> **Task instructions**
Where does the string "heading" appear in the records? Copy every line that contains it.

> **Data for this exercise**
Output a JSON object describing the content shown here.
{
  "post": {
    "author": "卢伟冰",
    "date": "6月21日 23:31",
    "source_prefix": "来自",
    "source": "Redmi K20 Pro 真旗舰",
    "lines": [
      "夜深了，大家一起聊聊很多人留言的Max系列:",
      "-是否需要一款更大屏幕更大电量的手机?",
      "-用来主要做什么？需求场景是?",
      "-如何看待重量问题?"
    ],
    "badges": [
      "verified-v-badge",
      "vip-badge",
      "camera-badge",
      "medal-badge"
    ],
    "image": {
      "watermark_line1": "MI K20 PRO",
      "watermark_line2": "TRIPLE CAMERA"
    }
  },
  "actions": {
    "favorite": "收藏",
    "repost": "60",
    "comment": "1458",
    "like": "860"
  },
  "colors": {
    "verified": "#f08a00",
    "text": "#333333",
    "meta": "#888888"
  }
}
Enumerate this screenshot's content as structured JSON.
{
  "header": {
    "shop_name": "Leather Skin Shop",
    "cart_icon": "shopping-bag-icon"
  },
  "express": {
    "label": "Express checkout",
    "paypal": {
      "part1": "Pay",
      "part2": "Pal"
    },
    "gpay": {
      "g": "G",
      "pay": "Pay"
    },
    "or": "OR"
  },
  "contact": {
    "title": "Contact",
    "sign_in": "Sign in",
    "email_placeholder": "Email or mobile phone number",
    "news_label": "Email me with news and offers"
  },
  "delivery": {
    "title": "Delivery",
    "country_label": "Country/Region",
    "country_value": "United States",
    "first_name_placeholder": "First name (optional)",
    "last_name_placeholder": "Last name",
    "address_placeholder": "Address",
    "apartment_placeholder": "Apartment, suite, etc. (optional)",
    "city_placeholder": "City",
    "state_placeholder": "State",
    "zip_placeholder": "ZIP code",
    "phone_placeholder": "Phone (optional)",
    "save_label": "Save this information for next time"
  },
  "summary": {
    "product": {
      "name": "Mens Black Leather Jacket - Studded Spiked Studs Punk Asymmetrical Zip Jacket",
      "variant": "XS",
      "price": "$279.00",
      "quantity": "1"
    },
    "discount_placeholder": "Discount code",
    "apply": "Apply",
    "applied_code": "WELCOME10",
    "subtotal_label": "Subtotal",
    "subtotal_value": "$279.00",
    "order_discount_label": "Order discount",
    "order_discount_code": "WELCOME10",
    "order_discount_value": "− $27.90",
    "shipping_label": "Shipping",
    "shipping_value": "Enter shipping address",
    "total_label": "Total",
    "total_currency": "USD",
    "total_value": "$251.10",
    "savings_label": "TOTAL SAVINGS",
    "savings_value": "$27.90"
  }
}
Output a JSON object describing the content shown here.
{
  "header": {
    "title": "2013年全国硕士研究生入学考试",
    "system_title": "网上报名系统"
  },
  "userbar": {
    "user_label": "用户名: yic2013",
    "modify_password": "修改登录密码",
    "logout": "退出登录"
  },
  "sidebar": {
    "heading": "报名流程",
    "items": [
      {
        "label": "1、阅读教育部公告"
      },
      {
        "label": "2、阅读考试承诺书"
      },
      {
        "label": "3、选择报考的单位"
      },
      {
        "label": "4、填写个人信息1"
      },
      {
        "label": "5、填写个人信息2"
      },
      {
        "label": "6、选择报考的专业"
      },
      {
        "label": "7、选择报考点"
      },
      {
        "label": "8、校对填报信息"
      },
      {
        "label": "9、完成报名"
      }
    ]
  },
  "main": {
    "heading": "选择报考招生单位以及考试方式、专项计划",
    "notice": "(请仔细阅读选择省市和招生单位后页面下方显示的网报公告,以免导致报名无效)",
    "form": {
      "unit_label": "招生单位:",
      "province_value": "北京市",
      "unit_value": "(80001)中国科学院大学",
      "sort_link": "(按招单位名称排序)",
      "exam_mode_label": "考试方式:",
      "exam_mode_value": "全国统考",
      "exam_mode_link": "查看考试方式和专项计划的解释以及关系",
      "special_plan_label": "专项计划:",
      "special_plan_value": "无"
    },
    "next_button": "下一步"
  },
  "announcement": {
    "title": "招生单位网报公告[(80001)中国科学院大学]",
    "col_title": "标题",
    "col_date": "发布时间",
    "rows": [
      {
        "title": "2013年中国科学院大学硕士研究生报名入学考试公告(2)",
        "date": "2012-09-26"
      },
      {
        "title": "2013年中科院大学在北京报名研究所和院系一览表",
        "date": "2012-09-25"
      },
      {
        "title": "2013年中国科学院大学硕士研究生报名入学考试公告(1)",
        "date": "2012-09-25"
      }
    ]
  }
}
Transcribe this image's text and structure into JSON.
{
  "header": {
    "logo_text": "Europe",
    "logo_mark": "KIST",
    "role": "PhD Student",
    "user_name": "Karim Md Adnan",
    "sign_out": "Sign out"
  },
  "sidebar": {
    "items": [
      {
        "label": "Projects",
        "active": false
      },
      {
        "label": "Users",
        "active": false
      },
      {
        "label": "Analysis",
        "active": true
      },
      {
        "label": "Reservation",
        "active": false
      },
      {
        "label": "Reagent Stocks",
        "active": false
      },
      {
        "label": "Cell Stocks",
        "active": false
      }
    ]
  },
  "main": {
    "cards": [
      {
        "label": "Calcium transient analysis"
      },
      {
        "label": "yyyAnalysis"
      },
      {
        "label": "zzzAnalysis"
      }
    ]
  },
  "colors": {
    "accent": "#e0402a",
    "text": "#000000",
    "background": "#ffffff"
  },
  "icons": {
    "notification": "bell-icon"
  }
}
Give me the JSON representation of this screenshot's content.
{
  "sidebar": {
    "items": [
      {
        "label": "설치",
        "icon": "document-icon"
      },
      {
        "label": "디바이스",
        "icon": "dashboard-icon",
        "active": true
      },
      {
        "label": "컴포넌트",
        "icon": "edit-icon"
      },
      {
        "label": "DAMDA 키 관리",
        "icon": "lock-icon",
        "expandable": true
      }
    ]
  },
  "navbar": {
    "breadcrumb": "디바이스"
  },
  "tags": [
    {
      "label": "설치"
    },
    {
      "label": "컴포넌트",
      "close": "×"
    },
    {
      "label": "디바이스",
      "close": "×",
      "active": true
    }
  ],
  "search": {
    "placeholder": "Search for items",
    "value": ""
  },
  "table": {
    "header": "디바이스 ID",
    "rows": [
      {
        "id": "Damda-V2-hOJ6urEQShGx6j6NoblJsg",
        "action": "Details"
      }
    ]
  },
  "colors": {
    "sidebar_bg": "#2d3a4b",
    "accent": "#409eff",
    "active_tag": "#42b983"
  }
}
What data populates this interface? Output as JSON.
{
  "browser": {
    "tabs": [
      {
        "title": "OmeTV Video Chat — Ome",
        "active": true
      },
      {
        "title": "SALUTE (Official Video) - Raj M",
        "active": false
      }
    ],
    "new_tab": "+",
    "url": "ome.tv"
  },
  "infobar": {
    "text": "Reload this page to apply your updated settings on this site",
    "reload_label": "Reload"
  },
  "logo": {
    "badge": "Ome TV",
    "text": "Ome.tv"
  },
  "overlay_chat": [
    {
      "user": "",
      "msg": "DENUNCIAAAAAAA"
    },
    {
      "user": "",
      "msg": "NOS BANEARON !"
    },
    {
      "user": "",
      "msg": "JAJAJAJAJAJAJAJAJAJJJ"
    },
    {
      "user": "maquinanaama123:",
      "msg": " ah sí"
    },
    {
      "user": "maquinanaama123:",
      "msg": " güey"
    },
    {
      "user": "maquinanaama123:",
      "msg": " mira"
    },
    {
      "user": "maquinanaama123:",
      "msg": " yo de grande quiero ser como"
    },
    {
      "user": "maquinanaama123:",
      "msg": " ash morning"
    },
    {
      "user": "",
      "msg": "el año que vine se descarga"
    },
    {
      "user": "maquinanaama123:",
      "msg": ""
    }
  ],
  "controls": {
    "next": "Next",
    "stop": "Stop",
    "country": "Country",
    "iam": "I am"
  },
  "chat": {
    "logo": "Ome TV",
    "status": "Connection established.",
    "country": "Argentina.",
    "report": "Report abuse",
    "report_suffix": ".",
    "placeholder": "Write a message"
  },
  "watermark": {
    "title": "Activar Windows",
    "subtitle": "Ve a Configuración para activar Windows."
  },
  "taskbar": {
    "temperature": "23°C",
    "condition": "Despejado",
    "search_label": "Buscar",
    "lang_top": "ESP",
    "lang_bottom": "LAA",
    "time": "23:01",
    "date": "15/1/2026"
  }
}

> **Completed exercise**
    "heading": "报名流程",
    "heading": "选择报考招生单位以及考试方式、专项计划",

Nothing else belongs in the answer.